═════ Given entries
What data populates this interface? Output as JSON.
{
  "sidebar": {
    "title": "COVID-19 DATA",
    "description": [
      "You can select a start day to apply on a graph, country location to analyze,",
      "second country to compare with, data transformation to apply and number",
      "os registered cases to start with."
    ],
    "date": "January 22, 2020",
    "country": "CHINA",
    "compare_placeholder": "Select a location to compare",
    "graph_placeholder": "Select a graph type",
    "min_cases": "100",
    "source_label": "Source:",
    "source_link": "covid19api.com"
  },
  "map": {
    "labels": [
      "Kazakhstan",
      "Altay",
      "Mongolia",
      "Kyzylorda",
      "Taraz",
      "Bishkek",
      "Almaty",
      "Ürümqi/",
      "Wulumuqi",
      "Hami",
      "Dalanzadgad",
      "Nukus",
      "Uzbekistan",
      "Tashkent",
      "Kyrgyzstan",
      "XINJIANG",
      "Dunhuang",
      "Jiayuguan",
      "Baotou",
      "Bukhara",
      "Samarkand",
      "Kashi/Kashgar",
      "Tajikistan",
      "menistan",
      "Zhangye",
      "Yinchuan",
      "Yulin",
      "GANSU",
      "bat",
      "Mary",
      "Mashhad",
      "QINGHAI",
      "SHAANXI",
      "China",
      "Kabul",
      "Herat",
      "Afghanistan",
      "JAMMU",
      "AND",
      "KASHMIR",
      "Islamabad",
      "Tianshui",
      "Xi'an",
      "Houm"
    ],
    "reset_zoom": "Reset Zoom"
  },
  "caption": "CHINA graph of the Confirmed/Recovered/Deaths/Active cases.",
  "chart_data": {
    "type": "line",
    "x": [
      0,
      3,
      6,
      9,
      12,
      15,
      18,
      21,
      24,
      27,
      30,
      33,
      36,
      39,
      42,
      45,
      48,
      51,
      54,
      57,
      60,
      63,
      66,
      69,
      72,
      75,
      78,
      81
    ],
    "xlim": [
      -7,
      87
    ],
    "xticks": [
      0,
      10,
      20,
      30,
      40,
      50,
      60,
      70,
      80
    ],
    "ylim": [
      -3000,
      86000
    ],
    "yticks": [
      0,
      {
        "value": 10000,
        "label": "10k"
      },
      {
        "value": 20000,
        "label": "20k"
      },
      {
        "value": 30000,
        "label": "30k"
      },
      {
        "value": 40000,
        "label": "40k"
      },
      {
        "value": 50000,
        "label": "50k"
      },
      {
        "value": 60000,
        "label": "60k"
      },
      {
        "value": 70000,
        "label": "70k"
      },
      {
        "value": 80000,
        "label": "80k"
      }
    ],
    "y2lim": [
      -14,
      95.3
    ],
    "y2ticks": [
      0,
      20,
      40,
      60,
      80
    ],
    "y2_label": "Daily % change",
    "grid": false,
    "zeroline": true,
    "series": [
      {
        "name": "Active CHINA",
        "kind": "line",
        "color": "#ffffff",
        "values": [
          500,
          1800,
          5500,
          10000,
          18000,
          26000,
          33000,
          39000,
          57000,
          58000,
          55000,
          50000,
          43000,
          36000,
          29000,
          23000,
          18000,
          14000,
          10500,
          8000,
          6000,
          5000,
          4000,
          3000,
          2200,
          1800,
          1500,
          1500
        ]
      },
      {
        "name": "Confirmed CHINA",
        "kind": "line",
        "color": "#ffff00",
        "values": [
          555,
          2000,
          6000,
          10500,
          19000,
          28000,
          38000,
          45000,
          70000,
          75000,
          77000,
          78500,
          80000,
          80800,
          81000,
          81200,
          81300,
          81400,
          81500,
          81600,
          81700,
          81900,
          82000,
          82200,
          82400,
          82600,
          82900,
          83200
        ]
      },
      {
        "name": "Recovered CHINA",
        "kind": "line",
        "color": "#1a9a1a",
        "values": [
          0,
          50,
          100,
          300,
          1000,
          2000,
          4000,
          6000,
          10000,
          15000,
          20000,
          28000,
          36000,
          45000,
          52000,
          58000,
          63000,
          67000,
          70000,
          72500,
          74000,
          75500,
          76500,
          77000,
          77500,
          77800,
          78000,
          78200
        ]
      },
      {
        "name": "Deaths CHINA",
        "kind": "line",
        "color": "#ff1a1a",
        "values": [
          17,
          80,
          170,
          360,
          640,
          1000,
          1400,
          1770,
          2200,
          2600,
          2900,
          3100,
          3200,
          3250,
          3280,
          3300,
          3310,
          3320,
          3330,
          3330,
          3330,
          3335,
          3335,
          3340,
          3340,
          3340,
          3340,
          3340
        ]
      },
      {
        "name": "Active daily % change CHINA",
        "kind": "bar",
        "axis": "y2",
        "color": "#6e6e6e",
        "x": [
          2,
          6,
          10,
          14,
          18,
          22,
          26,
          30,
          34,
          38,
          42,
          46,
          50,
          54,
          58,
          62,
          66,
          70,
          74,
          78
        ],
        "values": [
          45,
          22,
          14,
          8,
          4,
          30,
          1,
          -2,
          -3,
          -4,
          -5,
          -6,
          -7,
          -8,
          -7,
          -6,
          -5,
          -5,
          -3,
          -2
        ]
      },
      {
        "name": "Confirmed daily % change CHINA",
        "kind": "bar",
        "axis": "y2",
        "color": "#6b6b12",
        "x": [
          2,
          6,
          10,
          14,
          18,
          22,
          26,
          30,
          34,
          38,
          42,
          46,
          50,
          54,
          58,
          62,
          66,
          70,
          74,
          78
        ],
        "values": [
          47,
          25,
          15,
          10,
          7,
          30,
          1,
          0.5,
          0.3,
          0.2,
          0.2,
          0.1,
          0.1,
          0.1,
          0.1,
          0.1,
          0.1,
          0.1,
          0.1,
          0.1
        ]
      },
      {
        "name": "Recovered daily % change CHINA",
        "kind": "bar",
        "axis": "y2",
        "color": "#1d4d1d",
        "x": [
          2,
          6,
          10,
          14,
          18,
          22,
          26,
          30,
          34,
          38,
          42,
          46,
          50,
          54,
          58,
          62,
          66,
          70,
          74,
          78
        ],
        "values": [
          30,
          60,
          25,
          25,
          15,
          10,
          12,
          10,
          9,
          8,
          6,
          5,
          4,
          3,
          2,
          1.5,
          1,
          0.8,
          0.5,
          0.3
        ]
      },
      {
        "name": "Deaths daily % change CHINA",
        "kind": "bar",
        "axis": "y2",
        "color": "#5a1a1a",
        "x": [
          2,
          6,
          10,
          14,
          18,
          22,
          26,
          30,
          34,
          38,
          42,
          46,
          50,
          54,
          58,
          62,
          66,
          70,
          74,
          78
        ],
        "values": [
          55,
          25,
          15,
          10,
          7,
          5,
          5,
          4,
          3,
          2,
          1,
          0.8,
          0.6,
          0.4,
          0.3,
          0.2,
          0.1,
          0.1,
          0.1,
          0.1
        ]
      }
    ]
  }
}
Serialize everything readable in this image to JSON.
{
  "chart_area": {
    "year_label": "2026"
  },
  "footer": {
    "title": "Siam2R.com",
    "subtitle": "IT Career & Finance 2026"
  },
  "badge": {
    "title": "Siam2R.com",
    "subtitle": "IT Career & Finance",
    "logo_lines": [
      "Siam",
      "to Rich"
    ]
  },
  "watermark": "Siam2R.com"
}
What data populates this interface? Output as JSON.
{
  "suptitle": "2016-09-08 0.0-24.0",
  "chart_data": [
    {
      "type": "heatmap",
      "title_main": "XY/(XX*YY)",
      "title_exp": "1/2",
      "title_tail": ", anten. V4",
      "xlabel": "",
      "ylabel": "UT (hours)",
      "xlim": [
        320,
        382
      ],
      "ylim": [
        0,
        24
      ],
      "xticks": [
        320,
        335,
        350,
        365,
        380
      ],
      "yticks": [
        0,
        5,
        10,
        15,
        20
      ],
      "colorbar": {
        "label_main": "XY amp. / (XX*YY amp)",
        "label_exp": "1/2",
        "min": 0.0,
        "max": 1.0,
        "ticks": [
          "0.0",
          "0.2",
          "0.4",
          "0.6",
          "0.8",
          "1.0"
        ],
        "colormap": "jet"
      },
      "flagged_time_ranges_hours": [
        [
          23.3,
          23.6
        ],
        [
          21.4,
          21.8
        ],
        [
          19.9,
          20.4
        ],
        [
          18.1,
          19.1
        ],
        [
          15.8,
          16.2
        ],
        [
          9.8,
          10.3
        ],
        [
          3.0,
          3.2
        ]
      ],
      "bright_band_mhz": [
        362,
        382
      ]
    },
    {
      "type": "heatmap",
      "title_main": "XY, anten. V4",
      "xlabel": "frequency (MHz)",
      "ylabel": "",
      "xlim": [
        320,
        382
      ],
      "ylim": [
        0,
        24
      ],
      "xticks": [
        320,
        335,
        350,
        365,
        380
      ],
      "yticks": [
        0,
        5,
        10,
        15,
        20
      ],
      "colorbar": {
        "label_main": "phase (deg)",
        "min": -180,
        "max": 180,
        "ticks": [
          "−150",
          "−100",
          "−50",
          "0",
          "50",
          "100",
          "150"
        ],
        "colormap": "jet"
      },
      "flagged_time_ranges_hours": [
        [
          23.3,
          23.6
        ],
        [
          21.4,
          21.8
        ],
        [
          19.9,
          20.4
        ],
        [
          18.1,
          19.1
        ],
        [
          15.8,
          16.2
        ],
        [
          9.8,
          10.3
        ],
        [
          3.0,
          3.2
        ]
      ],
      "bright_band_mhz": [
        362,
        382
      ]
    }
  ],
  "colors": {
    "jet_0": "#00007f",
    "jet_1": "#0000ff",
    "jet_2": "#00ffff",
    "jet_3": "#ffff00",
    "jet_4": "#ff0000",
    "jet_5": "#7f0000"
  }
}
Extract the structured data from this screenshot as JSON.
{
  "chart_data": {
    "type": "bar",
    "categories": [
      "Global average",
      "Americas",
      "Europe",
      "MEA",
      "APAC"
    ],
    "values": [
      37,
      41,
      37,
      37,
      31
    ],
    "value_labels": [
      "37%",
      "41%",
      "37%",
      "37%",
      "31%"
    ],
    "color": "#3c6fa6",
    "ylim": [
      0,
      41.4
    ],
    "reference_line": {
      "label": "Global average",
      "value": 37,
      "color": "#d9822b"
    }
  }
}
══════════
Print nothing but the lines from the line with "Extract the structured" to the last line of the records above. Both of those lines count.

** Response to the task **
Extract the structured data from this screenshot as JSON.
{
  "chart_data": {
    "type": "bar",
    "categories": [
      "Global average",
      "Americas",
      "Europe",
      "MEA",
      "APAC"
    ],
    "values": [
      37,
      41,
      37,
      37,
      31
    ],
    "value_labels": [
      "37%",
      "41%",
      "37%",
      "37%",
      "31%"
    ],
    "color": "#3c6fa6",
    "ylim": [
      0,
      41.4
    ],
    "reference_line": {
      "label": "Global average",
      "value": 37,
      "color": "#d9822b"
    }
  }
}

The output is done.